- [Dataset records]
— Start —
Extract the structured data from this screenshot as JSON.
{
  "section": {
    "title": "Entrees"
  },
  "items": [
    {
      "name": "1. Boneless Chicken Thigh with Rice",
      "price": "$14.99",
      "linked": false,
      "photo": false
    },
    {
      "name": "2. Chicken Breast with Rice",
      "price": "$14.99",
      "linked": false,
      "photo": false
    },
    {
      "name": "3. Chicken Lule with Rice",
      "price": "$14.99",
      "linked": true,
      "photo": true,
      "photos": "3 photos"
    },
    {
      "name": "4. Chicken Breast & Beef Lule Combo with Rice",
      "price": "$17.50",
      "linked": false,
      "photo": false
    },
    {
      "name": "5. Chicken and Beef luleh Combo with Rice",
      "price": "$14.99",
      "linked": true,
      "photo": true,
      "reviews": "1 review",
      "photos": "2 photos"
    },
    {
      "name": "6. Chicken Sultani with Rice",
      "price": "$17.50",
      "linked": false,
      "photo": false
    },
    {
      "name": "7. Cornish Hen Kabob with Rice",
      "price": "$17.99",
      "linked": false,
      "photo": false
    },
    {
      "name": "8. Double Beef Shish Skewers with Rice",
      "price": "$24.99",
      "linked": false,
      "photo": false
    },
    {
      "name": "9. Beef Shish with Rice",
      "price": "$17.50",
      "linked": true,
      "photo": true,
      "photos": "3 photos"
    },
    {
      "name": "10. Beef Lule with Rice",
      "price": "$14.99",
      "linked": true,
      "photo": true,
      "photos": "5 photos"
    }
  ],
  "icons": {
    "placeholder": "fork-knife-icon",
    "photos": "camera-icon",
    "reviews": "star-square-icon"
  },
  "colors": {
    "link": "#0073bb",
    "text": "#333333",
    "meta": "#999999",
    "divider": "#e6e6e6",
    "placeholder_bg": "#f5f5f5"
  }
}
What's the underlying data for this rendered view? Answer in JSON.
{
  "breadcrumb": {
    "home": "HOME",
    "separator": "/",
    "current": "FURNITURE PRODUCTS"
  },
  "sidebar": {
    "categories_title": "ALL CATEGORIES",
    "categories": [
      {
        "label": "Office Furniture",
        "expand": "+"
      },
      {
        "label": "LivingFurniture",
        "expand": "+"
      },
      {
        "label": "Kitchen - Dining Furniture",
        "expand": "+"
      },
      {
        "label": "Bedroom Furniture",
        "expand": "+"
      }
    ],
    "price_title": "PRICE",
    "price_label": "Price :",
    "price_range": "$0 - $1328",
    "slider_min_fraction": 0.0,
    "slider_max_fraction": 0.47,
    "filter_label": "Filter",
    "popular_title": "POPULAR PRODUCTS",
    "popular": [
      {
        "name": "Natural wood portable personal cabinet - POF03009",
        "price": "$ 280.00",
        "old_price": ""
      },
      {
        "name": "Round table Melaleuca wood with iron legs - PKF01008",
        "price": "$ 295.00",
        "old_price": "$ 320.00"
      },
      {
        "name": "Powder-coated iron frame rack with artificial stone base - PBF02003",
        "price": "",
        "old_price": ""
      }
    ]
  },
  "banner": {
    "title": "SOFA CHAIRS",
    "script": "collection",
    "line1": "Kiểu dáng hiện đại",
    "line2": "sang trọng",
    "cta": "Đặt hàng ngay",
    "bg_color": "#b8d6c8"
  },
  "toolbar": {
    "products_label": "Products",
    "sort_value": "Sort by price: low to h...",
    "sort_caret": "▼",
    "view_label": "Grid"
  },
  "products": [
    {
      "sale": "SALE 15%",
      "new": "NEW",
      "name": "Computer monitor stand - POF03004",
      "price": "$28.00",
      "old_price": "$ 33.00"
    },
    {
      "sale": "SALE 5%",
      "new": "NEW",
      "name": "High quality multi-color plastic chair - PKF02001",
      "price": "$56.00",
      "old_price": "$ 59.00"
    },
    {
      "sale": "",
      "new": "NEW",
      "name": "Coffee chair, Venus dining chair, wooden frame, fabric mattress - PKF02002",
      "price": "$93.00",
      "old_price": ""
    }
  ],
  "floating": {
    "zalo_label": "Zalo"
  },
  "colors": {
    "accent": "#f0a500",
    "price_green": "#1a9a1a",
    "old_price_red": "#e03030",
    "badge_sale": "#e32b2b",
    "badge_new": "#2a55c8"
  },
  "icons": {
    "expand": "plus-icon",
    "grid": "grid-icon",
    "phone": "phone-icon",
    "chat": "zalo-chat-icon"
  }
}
— End —
- [What needs to be done]
Write out every line exactly as it stands.

- [The output]
Extract the structured data from this screenshot as JSON.
{
  "section": {
    "title": "Entrees"
  },
  "items": [
    {
      "name": "1. Boneless Chicken Thigh with Rice",
      "price": "$14.99",
      "linked": false,
      "photo": false
    },
    {
      "name": "2. Chicken Breast with Rice",
      "price": "$14.99",
      "linked": false,
      "photo": false
    },
    {
      "name": "3. Chicken Lule with Rice",
      "price": "$14.99",
      "linked": true,
      "photo": true,
      "photos": "3 photos"
    },
    {
      "name": "4. Chicken Breast & Beef Lule Combo with Rice",
      "price": "$17.50",
      "linked": false,
      "photo": false
    },
    {
      "name": "5. Chicken and Beef luleh Combo with Rice",
      "price": "$14.99",
      "linked": true,
      "photo": true,
      "reviews": "1 review",
      "photos": "2 photos"
    },
    {
      "name": "6. Chicken Sultani with Rice",
      "price": "$17.50",
      "linked": false,
      "photo": false
    },
    {
      "name": "7. Cornish Hen Kabob with Rice",
      "price": "$17.99",
      "linked": false,
      "photo": false
    },
    {
      "name": "8. Double Beef Shish Skewers with Rice",
      "price": "$24.99",
      "linked": false,
      "photo": false
    },
    {
      "name": "9. Beef Shish with Rice",
      "price": "$17.50",
      "linked": true,
      "photo": true,
      "photos": "3 photos"
    },
    {
      "name": "10. Beef Lule with Rice",
      "price": "$14.99",
      "linked": true,
      "photo": true,
      "photos": "5 photos"
    }
  ],
  "icons": {
    "placeholder": "fork-knife-icon",
    "photos": "camera-icon",
    "reviews": "star-square-icon"
  },
  "colors": {
    "link": "#0073bb",
    "text": "#333333",
    "meta": "#999999",
    "divider": "#e6e6e6",
    "placeholder_bg": "#f5f5f5"
  }
}
What's the underlying data for this rendered view? Answer in JSON.
{
  "breadcrumb": {
    "home": "HOME",
    "separator": "/",
    "current": "FURNITURE PRODUCTS"
  },
  "sidebar": {
    "categories_title": "ALL CATEGORIES",
    "categories": [
      {
        "label": "Office Furniture",
        "expand": "+"
      },
      {
        "label": "LivingFurniture",
        "expand": "+"
      },
      {
        "label": "Kitchen - Dining Furniture",
        "expand": "+"
      },
      {
        "label": "Bedroom Furniture",
        "expand": "+"
      }
    ],
    "price_title": "PRICE",
    "price_label": "Price :",
    "price_range": "$0 - $1328",
    "slider_min_fraction": 0.0,
    "slider_max_fraction": 0.47,
    "filter_label": "Filter",
    "popular_title": "POPULAR PRODUCTS",
    "popular": [
      {
        "name": "Natural wood portable personal cabinet - POF03009",
        "price": "$ 280.00",
        "old_price": ""
      },
      {
        "name": "Round table Melaleuca wood with iron legs - PKF01008",
        "price": "$ 295.00",
        "old_price": "$ 320.00"
      },
      {
        "name": "Powder-coated iron frame rack with artificial stone base - PBF02003",
        "price": "",
        "old_price": ""
      }
    ]
  },
  "banner": {
    "title": "SOFA CHAIRS",
    "script": "collection",
    "line1": "Kiểu dáng hiện đại",
    "line2": "sang trọng",
    "cta": "Đặt hàng ngay",
    "bg_color": "#b8d6c8"
  },
  "toolbar": {
    "products_label": "Products",
    "sort_value": "Sort by price: low to h...",
    "sort_caret": "▼",
    "view_label": "Grid"
  },
  "products": [
    {
      "sale": "SALE 15%",
      "new": "NEW",
      "name": "Computer monitor stand - POF03004",
      "price": "$28.00",
      "old_price": "$ 33.00"
    },
    {
      "sale": "SALE 5%",
      "new": "NEW",
      "name": "High quality multi-color plastic chair - PKF02001",
      "price": "$56.00",
      "old_price": "$ 59.00"
    },
    {
      "sale": "",
      "new": "NEW",
      "name": "Coffee chair, Venus dining chair, wooden frame, fabric mattress - PKF02002",
      "price": "$93.00",
      "old_price": ""
    }
  ],
  "floating": {
    "zalo_label": "Zalo"
  },
  "colors": {
    "accent": "#f0a500",
    "price_green": "#1a9a1a",
    "old_price_red": "#e03030",
    "badge_sale": "#e32b2b",
    "badge_new": "#2a55c8"
  },
  "icons": {
    "expand": "plus-icon",
    "grid": "grid-icon",
    "phone": "phone-icon",
    "chat": "zalo-chat-icon"
  }
}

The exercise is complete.